▸ **Exercise inputs**

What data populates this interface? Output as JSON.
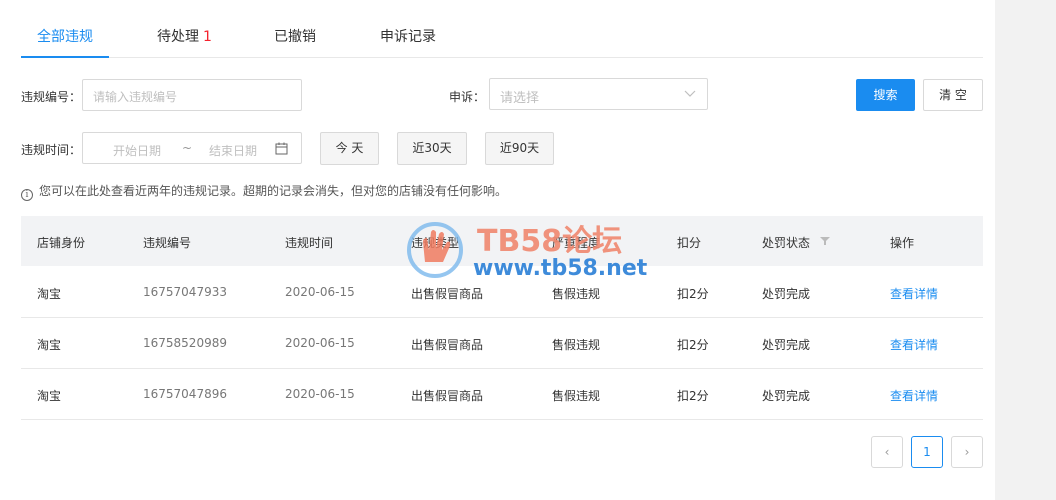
{
  "tabs": [
    {
      "label": "全部违规"
    },
    {
      "label": "待处理",
      "badge": "1"
    },
    {
      "label": "已撤销"
    },
    {
      "label": "申诉记录"
    }
  ],
  "filters": {
    "violation_id_label": "违规编号：",
    "violation_id_placeholder": "请输入违规编号",
    "appeal_label": "申诉：",
    "appeal_placeholder": "请选择",
    "time_label": "违规时间：",
    "start_placeholder": "开始日期",
    "range_sep": "~",
    "end_placeholder": "结束日期",
    "today": "今 天",
    "last30": "近30天",
    "last90": "近90天",
    "search": "搜索",
    "clear": "清 空"
  },
  "notice": "您可以在此处查看近两年的违规记录。超期的记录会消失，但对您的店铺没有任何影响。",
  "table": {
    "headers": [
      "店铺身份",
      "违规编号",
      "违规时间",
      "违规类型",
      "严重程度",
      "扣分",
      "处罚状态",
      "操作"
    ],
    "rows": [
      [
        "淘宝",
        "16757047933",
        "2020-06-15",
        "出售假冒商品",
        "售假违规",
        "扣2分",
        "处罚完成",
        "查看详情"
      ],
      [
        "淘宝",
        "16758520989",
        "2020-06-15",
        "出售假冒商品",
        "售假违规",
        "扣2分",
        "处罚完成",
        "查看详情"
      ],
      [
        "淘宝",
        "16757047896",
        "2020-06-15",
        "出售假冒商品",
        "售假违规",
        "扣2分",
        "处罚完成",
        "查看详情"
      ]
    ]
  },
  "pagination": {
    "prev": "‹",
    "current": "1",
    "next": "›"
  },
  "watermark": {
    "title": "TB58论坛",
    "url": "www.tb58.net"
  },
  "colors": {
    "accent": "#1a8cf0",
    "badge": "#f5222d",
    "watermark_title": "#f0886f",
    "watermark_url": "#2a7fd6"
  }
}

▸ **Stated exercise**
Except for the pictures, give all the material above again verbatim.

▸ **Answer to the problem**
What data populates this interface? Output as JSON.
{
  "tabs": [
    {
      "label": "全部违规"
    },
    {
      "label": "待处理",
      "badge": "1"
    },
    {
      "label": "已撤销"
    },
    {
      "label": "申诉记录"
    }
  ],
  "filters": {
    "violation_id_label": "违规编号：",
    "violation_id_placeholder": "请输入违规编号",
    "appeal_label": "申诉：",
    "appeal_placeholder": "请选择",
    "time_label": "违规时间：",
    "start_placeholder": "开始日期",
    "range_sep": "~",
    "end_placeholder": "结束日期",
    "today": "今 天",
    "last30": "近30天",
    "last90": "近90天",
    "search": "搜索",
    "clear": "清 空"
  },
  "notice": "您可以在此处查看近两年的违规记录。超期的记录会消失，但对您的店铺没有任何影响。",
  "table": {
    "headers": [
      "店铺身份",
      "违规编号",
      "违规时间",
      "违规类型",
      "严重程度",
      "扣分",
      "处罚状态",
      "操作"
    ],
    "rows": [
      [
        "淘宝",
        "16757047933",
        "2020-06-15",
        "出售假冒商品",
        "售假违规",
        "扣2分",
        "处罚完成",
        "查看详情"
      ],
      [
        "淘宝",
        "16758520989",
        "2020-06-15",
        "出售假冒商品",
        "售假违规",
        "扣2分",
        "处罚完成",
        "查看详情"
      ],
      [
        "淘宝",
        "16757047896",
        "2020-06-15",
        "出售假冒商品",
        "售假违规",
        "扣2分",
        "处罚完成",
        "查看详情"
      ]
    ]
  },
  "pagination": {
    "prev": "‹",
    "current": "1",
    "next": "›"
  },
  "watermark": {
    "title": "TB58论坛",
    "url": "www.tb58.net"
  },
  "colors": {
    "accent": "#1a8cf0",
    "badge": "#f5222d",
    "watermark_title": "#f0886f",
    "watermark_url": "#2a7fd6"
  }
}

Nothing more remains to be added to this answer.